* What needs to be done *
Duplicate each line of the records that follow, keeping every character as it appears.
#### Records ####
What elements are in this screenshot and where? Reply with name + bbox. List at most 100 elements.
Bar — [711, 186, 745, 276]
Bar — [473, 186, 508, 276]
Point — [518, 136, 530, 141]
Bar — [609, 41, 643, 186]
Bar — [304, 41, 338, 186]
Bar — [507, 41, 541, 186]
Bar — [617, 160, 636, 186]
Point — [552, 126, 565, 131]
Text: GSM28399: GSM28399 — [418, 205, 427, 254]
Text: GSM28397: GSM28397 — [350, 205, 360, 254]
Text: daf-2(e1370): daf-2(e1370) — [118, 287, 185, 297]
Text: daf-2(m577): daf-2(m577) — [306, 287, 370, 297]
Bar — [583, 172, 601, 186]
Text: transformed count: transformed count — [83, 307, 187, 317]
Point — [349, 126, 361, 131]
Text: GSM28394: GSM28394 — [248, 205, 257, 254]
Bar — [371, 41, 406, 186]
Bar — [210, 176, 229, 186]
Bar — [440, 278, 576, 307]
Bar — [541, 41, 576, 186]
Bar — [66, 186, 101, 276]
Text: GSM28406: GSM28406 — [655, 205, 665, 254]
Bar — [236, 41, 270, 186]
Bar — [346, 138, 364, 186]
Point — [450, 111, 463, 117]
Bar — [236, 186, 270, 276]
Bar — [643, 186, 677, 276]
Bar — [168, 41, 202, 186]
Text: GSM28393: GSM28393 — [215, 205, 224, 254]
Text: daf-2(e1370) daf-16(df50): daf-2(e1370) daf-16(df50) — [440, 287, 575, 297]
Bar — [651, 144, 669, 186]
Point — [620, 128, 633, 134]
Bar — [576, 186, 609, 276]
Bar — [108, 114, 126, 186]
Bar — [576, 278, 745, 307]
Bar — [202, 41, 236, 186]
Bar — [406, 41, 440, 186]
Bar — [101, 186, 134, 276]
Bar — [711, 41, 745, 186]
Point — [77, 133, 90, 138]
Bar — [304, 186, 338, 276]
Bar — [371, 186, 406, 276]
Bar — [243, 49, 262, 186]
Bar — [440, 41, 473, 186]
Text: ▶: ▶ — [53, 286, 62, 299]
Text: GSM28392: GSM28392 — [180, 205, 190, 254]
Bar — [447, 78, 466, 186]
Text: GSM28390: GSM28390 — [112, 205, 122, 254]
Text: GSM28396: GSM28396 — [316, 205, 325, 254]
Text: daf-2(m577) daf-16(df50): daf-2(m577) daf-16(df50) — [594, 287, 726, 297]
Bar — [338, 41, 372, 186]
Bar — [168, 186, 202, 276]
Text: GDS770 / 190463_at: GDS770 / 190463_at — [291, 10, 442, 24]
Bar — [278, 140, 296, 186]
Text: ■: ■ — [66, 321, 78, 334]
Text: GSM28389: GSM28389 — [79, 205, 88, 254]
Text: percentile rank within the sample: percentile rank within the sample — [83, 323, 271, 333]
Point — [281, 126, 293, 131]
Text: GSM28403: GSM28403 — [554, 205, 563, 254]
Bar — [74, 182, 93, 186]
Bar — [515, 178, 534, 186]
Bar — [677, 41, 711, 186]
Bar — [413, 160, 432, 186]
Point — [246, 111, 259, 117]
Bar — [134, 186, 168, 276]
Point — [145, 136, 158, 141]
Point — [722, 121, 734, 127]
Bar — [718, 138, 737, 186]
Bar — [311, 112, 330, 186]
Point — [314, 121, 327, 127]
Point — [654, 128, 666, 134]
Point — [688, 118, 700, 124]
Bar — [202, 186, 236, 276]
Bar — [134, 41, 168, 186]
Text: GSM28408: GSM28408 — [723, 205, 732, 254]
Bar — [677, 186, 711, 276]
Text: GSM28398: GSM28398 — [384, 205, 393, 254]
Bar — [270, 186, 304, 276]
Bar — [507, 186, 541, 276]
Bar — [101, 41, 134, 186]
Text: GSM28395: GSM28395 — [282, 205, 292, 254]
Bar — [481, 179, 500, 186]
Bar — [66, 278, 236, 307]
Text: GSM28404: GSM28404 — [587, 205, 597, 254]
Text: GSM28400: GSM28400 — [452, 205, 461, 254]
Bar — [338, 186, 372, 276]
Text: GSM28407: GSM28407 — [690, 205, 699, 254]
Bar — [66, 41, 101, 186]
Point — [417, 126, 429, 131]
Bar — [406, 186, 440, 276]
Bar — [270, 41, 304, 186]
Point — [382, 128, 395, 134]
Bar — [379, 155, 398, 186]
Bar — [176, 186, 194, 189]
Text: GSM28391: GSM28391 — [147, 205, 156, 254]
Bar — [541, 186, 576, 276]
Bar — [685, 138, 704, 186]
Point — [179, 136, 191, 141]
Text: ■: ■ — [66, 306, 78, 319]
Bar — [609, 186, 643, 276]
####
* Written response *
What elements are in this screenshot and where? Reply with name + bbox. List at most 100 elements.
Bar — [711, 186, 745, 276]
Bar — [473, 186, 508, 276]
Point — [518, 136, 530, 141]
Bar — [609, 41, 643, 186]
Bar — [304, 41, 338, 186]
Bar — [507, 41, 541, 186]
Bar — [617, 160, 636, 186]
Point — [552, 126, 565, 131]
Text: GSM28399: GSM28399 — [418, 205, 427, 254]
Text: GSM28397: GSM28397 — [350, 205, 360, 254]
Text: daf-2(e1370): daf-2(e1370) — [118, 287, 185, 297]
Text: daf-2(m577): daf-2(m577) — [306, 287, 370, 297]
Bar — [583, 172, 601, 186]
Text: transformed count: transformed count — [83, 307, 187, 317]
Point — [349, 126, 361, 131]
Text: GSM28394: GSM28394 — [248, 205, 257, 254]
Bar — [371, 41, 406, 186]
Bar — [210, 176, 229, 186]
Bar — [440, 278, 576, 307]
Bar — [541, 41, 576, 186]
Bar — [66, 186, 101, 276]
Text: GSM28406: GSM28406 — [655, 205, 665, 254]
Bar — [236, 41, 270, 186]
Bar — [346, 138, 364, 186]
Point — [450, 111, 463, 117]
Bar — [236, 186, 270, 276]
Bar — [643, 186, 677, 276]
Bar — [168, 41, 202, 186]
Text: GSM28393: GSM28393 — [215, 205, 224, 254]
Text: daf-2(e1370) daf-16(df50): daf-2(e1370) daf-16(df50) — [440, 287, 575, 297]
Bar — [651, 144, 669, 186]
Point — [620, 128, 633, 134]
Bar — [576, 186, 609, 276]
Bar — [108, 114, 126, 186]
Bar — [576, 278, 745, 307]
Bar — [202, 41, 236, 186]
Bar — [406, 41, 440, 186]
Bar — [101, 186, 134, 276]
Bar — [711, 41, 745, 186]
Point — [77, 133, 90, 138]
Bar — [304, 186, 338, 276]
Bar — [371, 186, 406, 276]
Bar — [243, 49, 262, 186]
Bar — [440, 41, 473, 186]
Text: ▶: ▶ — [53, 286, 62, 299]
Text: GSM28392: GSM28392 — [180, 205, 190, 254]
Bar — [447, 78, 466, 186]
Text: GSM28390: GSM28390 — [112, 205, 122, 254]
Text: GSM28396: GSM28396 — [316, 205, 325, 254]
Text: daf-2(m577) daf-16(df50): daf-2(m577) daf-16(df50) — [594, 287, 726, 297]
Bar — [338, 41, 372, 186]
Bar — [168, 186, 202, 276]
Text: GDS770 / 190463_at: GDS770 / 190463_at — [291, 10, 442, 24]
Bar — [278, 140, 296, 186]
Text: ■: ■ — [66, 321, 78, 334]
Text: GSM28389: GSM28389 — [79, 205, 88, 254]
Text: percentile rank within the sample: percentile rank within the sample — [83, 323, 271, 333]
Point — [281, 126, 293, 131]
Text: GSM28403: GSM28403 — [554, 205, 563, 254]
Bar — [74, 182, 93, 186]
Bar — [515, 178, 534, 186]
Bar — [677, 41, 711, 186]
Bar — [413, 160, 432, 186]
Point — [246, 111, 259, 117]
Bar — [134, 186, 168, 276]
Point — [145, 136, 158, 141]
Point — [722, 121, 734, 127]
Bar — [718, 138, 737, 186]
Bar — [311, 112, 330, 186]
Point — [314, 121, 327, 127]
Point — [654, 128, 666, 134]
Point — [688, 118, 700, 124]
Bar — [202, 186, 236, 276]
Bar — [134, 41, 168, 186]
Text: GSM28408: GSM28408 — [723, 205, 732, 254]
Bar — [677, 186, 711, 276]
Text: GSM28398: GSM28398 — [384, 205, 393, 254]
Bar — [270, 186, 304, 276]
Bar — [507, 186, 541, 276]
Bar — [101, 41, 134, 186]
Text: GSM28395: GSM28395 — [282, 205, 292, 254]
Bar — [481, 179, 500, 186]
Bar — [66, 278, 236, 307]
Text: GSM28404: GSM28404 — [587, 205, 597, 254]
Text: GSM28400: GSM28400 — [452, 205, 461, 254]
Bar — [338, 186, 372, 276]
Text: GSM28407: GSM28407 — [690, 205, 699, 254]
Bar — [66, 41, 101, 186]
Point — [417, 126, 429, 131]
Bar — [406, 186, 440, 276]
Bar — [270, 41, 304, 186]
Point — [382, 128, 395, 134]
Bar — [379, 155, 398, 186]
Bar — [176, 186, 194, 189]
Text: GSM28391: GSM28391 — [147, 205, 156, 254]
Bar — [541, 186, 576, 276]
Bar — [685, 138, 704, 186]
Point — [179, 136, 191, 141]
Text: ■: ■ — [66, 306, 78, 319]
Bar — [609, 186, 643, 276]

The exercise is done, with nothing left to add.